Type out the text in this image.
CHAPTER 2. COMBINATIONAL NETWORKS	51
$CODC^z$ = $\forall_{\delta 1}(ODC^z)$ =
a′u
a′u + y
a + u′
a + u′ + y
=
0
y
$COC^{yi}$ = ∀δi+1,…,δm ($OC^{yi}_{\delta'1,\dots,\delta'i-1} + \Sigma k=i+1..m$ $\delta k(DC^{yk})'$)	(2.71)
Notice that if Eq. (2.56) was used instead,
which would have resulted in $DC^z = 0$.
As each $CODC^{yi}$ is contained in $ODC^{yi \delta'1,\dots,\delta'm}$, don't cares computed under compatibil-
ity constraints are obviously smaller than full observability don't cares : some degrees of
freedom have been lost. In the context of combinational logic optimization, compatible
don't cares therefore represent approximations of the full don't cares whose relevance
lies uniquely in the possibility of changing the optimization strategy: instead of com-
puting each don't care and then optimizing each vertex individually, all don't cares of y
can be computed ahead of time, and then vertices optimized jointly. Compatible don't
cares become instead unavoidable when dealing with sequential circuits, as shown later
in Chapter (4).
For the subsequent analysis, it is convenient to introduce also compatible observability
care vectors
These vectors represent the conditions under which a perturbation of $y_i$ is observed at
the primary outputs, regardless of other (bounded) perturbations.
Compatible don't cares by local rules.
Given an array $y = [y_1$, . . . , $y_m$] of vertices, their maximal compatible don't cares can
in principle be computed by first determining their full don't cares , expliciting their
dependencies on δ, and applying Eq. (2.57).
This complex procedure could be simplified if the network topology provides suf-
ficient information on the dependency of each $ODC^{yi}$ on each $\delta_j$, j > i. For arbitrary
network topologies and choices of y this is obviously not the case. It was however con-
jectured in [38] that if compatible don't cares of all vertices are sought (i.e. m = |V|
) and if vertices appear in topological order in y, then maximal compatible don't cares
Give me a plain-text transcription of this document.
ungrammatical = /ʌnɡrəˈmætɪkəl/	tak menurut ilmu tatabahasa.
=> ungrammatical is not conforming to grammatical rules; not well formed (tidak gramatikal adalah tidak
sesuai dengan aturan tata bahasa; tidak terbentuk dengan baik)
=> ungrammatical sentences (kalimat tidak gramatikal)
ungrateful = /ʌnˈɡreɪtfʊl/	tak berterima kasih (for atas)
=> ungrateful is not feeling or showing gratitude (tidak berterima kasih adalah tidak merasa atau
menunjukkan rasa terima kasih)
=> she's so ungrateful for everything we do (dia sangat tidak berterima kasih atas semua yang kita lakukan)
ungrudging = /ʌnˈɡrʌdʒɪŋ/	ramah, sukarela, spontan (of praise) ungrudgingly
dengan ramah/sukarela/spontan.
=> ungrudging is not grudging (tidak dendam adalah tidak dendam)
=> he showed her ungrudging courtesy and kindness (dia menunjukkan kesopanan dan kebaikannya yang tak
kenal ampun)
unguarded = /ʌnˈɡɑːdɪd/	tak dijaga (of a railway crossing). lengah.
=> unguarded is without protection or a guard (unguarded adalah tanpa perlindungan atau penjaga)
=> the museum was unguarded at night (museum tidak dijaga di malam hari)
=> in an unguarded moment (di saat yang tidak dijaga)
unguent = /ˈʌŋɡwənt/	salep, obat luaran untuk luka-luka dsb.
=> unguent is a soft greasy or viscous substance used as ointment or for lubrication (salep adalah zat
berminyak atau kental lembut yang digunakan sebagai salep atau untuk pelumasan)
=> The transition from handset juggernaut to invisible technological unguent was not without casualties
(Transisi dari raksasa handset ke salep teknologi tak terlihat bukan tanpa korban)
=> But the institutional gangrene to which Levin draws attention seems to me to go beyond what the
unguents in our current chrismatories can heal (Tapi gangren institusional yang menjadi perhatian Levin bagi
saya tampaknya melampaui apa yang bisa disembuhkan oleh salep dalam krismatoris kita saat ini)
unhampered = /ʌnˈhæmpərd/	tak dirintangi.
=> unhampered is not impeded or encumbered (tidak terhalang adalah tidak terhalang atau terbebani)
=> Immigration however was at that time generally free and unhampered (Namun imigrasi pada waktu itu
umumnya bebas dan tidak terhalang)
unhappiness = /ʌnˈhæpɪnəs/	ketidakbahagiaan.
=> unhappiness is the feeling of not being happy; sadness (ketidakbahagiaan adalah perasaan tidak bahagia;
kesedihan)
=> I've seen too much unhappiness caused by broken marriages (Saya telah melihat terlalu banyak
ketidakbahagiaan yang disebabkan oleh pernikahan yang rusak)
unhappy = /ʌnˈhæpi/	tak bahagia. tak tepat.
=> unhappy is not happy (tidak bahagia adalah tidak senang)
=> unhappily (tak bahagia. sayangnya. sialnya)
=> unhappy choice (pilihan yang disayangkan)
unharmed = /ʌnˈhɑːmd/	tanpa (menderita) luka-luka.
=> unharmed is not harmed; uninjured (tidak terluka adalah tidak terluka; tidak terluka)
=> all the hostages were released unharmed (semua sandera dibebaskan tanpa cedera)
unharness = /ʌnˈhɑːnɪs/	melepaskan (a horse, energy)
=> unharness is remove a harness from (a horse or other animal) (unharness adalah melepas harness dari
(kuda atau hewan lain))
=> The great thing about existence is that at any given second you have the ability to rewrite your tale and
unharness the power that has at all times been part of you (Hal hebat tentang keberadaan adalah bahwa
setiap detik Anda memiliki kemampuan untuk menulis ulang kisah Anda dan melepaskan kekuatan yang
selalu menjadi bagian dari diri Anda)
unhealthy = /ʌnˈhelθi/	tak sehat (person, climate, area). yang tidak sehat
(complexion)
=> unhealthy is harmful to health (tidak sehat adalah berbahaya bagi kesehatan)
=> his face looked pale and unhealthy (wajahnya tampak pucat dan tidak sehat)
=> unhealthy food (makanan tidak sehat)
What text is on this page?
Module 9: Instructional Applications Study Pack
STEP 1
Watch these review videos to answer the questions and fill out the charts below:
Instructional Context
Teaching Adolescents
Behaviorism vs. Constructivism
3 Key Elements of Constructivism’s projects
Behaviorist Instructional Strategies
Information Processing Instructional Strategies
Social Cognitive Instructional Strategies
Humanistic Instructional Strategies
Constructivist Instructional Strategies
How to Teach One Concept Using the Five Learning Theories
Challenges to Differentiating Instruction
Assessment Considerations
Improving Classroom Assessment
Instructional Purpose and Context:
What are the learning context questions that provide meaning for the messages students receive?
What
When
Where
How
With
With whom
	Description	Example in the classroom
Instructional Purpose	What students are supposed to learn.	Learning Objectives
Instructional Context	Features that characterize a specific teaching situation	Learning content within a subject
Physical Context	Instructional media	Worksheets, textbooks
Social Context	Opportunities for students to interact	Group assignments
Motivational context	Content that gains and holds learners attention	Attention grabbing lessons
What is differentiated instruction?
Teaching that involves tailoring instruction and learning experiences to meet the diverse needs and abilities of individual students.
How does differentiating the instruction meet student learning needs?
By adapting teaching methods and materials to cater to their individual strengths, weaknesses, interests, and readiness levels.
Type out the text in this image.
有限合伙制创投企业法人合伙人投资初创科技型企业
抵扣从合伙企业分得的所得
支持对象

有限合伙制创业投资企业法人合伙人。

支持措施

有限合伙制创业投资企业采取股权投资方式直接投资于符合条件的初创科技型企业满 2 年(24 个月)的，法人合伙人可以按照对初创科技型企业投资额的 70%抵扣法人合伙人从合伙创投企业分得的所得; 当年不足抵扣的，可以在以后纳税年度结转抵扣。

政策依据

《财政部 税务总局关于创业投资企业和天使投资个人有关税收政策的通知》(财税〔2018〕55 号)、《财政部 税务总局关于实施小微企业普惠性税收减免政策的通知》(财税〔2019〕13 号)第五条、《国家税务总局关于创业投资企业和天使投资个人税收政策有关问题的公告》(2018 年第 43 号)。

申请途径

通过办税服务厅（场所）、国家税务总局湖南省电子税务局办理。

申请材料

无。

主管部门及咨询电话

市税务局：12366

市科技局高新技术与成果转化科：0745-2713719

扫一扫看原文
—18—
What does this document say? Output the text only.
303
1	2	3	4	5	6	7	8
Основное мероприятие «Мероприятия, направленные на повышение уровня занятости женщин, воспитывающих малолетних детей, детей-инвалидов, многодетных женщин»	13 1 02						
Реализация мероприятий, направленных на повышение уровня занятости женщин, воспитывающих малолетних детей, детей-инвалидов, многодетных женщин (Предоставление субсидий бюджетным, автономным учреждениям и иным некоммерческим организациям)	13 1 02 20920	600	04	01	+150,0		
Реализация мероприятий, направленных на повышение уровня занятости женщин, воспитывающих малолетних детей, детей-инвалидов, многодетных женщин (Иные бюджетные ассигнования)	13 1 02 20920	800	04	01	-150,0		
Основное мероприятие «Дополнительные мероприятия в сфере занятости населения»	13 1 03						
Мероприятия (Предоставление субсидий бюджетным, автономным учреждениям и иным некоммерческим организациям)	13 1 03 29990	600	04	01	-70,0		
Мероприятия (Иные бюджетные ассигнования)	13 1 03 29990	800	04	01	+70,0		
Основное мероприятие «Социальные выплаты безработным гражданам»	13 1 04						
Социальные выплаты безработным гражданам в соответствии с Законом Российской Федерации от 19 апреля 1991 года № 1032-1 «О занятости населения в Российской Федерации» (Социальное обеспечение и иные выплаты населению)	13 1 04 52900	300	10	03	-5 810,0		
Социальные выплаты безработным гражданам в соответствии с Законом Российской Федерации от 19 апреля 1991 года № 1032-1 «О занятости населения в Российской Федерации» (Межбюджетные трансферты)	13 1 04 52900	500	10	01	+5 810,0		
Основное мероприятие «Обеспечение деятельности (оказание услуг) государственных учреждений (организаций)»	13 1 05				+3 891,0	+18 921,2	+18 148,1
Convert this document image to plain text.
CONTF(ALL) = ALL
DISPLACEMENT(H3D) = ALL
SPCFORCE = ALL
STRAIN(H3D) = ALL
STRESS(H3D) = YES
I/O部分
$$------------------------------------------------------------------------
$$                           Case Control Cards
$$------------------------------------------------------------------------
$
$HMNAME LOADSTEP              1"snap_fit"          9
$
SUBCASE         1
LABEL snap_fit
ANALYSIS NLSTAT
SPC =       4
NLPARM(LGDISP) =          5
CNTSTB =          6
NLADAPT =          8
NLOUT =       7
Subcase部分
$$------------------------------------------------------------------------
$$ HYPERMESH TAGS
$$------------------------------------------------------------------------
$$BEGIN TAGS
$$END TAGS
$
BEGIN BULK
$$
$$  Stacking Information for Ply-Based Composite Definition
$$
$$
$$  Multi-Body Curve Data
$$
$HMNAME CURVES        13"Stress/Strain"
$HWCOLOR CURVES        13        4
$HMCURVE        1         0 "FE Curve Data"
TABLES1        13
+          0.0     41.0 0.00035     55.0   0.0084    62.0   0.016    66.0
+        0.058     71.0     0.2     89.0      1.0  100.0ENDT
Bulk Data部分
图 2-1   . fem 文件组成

───

> PROBLEM DETAILS
Select every line where the word "соответствии" occurs.

> THE COMPLETED TASK
Социальные выплаты безработным гражданам в соответствии с Законом Российской Федерации от 19 апреля 1991 года № 1032-1 «О занятости населения в Российской Федерации» (Социальное обеспечение и иные выплаты населению)	13 1 04 52900	300	10	03	-5 810,0		
Социальные выплаты безработным гражданам в соответствии с Законом Российской Федерации от 19 апреля 1991 года № 1032-1 «О занятости населения в Российской Федерации» (Межбюджетные трансферты)	13 1 04 52900	500	10	01	+5 810,0		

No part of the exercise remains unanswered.